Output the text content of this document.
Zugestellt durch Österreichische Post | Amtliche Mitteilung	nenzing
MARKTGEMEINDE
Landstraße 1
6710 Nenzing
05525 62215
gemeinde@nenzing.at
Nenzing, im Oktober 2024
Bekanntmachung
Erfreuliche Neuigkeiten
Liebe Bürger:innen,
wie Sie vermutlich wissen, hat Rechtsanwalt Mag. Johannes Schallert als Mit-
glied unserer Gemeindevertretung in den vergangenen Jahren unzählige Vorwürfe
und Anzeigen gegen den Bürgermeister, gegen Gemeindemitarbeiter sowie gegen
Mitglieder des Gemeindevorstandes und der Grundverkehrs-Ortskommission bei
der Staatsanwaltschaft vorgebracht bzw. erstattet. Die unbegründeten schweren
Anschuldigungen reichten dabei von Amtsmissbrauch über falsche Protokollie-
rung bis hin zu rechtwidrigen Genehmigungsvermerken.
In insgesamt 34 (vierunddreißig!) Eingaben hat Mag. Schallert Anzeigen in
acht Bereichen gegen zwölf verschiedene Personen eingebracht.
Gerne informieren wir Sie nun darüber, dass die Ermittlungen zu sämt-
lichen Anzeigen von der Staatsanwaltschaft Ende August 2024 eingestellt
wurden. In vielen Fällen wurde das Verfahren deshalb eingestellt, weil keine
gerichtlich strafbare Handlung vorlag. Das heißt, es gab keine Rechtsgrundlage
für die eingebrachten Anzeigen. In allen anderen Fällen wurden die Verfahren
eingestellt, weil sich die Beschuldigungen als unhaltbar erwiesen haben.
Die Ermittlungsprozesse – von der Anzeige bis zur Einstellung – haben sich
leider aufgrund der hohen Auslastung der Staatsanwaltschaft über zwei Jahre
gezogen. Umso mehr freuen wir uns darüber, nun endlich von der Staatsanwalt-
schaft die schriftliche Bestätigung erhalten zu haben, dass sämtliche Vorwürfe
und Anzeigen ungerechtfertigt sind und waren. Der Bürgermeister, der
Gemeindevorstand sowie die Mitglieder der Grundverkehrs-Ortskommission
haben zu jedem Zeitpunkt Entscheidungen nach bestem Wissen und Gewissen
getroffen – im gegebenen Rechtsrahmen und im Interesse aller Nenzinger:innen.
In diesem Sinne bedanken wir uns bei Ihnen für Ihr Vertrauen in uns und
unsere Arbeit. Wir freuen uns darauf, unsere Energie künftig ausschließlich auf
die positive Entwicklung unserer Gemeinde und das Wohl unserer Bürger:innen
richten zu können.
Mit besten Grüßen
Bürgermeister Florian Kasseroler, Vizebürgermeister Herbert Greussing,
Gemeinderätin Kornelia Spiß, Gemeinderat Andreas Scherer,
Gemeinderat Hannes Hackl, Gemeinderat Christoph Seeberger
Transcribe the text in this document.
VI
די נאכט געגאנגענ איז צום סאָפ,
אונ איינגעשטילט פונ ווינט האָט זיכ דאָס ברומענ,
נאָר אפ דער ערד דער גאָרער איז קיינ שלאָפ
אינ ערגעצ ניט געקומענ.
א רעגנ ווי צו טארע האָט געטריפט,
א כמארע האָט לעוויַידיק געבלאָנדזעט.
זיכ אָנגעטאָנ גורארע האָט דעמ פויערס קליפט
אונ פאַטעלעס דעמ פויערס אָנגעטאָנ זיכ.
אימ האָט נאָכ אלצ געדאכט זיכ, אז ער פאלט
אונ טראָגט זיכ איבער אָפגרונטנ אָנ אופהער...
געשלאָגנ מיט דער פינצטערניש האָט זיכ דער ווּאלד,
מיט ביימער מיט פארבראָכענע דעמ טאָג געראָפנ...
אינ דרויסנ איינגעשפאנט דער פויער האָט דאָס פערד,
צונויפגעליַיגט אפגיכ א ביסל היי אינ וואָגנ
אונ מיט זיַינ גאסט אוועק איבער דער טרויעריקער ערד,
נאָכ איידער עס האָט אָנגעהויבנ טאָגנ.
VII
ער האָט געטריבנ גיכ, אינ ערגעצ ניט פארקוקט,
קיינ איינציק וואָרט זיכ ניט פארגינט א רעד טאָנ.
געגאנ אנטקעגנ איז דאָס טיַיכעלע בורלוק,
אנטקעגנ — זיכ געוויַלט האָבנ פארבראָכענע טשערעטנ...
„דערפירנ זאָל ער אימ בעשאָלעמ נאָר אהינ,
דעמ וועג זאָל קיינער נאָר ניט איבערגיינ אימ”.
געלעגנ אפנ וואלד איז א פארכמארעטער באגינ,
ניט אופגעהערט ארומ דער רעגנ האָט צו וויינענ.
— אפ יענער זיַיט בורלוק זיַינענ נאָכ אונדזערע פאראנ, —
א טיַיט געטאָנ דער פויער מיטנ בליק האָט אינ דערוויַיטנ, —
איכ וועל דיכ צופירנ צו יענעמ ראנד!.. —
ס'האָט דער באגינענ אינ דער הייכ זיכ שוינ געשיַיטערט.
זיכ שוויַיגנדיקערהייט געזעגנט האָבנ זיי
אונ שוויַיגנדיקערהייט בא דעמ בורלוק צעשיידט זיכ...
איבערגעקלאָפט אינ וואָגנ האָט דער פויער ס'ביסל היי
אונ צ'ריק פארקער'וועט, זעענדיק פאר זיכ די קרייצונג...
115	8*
---
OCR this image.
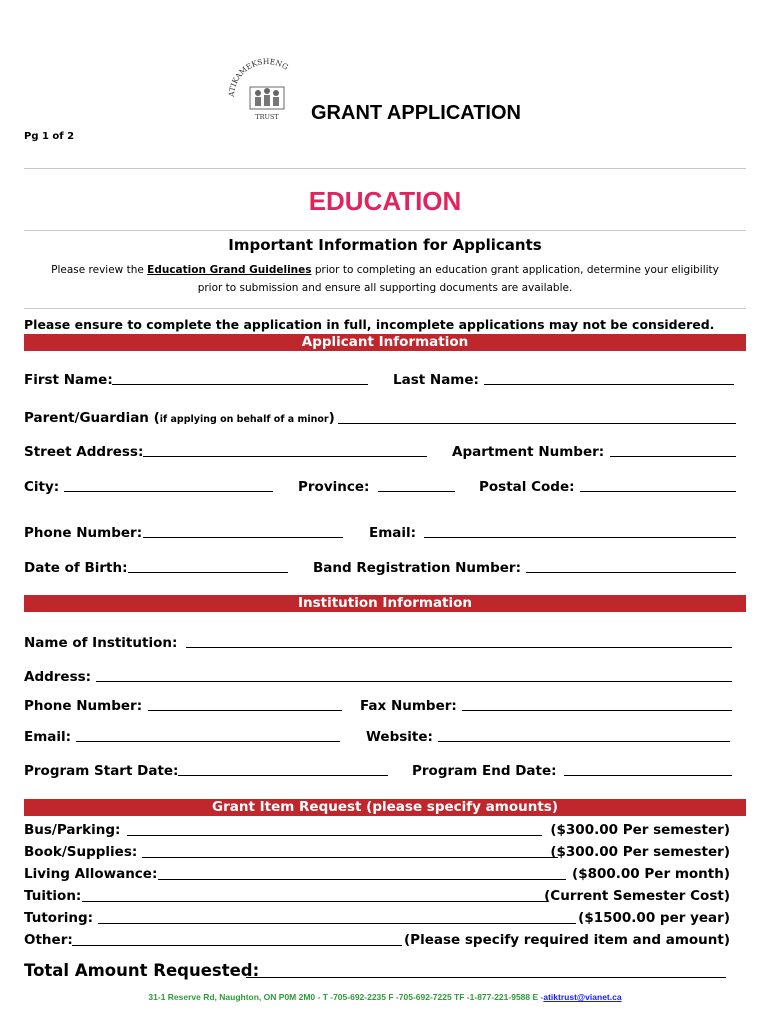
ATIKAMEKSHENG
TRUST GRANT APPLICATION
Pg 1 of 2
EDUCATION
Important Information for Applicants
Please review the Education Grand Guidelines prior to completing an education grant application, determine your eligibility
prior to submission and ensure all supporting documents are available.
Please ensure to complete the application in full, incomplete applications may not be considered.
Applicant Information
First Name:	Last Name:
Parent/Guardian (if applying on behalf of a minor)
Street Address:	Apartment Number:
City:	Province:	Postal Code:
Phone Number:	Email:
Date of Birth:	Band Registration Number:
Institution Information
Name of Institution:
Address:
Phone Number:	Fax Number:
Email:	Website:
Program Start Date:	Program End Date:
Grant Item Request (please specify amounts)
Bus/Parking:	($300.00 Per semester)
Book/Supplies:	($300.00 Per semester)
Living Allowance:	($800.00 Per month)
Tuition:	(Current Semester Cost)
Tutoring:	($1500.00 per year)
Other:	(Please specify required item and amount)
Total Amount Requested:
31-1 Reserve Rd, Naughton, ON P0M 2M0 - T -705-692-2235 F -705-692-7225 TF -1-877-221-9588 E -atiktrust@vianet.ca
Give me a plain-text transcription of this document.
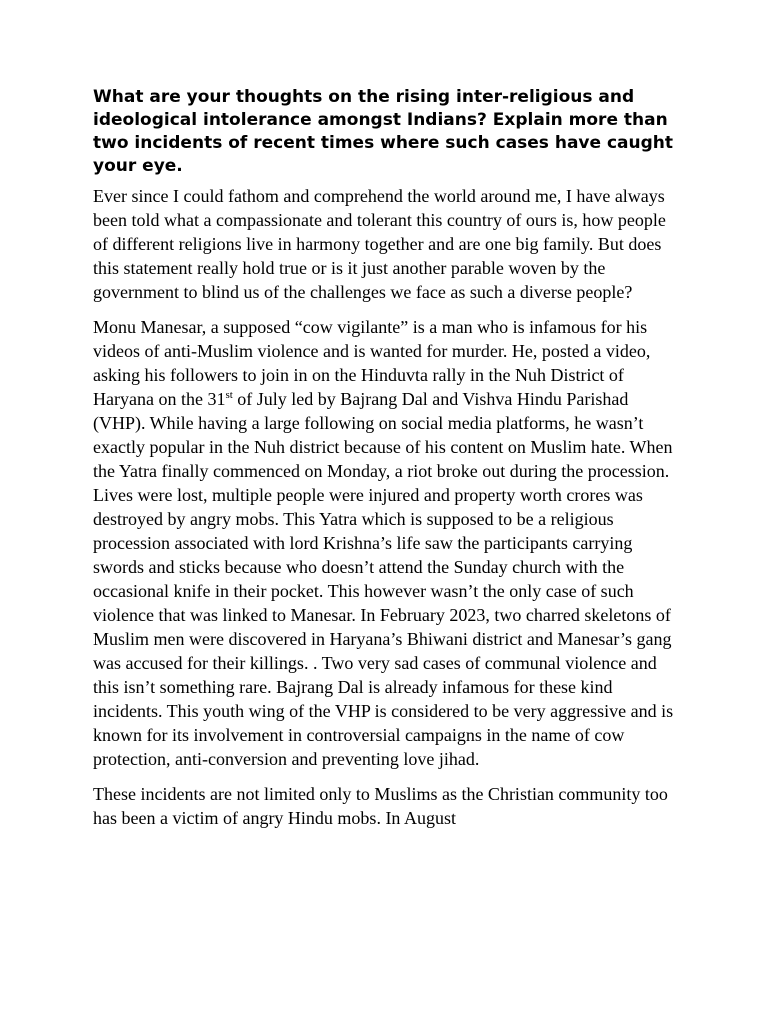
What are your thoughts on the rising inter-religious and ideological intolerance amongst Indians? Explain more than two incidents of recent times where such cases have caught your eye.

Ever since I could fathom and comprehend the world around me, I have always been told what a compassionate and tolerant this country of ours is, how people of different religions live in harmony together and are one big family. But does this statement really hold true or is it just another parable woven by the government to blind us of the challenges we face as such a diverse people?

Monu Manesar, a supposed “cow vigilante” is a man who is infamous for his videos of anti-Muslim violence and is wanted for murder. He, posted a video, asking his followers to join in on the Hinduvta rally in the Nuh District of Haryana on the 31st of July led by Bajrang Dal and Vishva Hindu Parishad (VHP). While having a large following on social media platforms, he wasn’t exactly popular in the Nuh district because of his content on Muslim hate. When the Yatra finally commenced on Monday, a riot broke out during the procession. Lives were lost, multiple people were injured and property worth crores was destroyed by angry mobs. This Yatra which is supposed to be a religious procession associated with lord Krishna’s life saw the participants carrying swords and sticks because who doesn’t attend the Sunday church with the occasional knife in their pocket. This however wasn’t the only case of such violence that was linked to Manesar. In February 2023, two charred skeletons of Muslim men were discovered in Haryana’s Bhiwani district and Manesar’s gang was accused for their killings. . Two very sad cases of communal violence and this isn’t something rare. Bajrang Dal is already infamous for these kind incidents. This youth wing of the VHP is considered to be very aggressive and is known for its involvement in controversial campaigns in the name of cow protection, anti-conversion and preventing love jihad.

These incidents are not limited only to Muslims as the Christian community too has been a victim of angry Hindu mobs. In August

=== Written instruction ===
Check each line of the records for "Anzeigen" and copy the ones that contain it.

=== Result below ===
und Anzeigen gegen den Bürgermeister, gegen Gemeindemitarbeiter sowie gegen
In insgesamt 34 (vierunddreißig!) Eingaben hat Mag. Schallert Anzeigen in
lichen Anzeigen von der Staatsanwaltschaft Ende August 2024 eingestellt
für die eingebrachten Anzeigen. In allen anderen Fällen wurden die Verfahren
und Anzeigen ungerechtfertigt sind und waren. Der Bürgermeister, der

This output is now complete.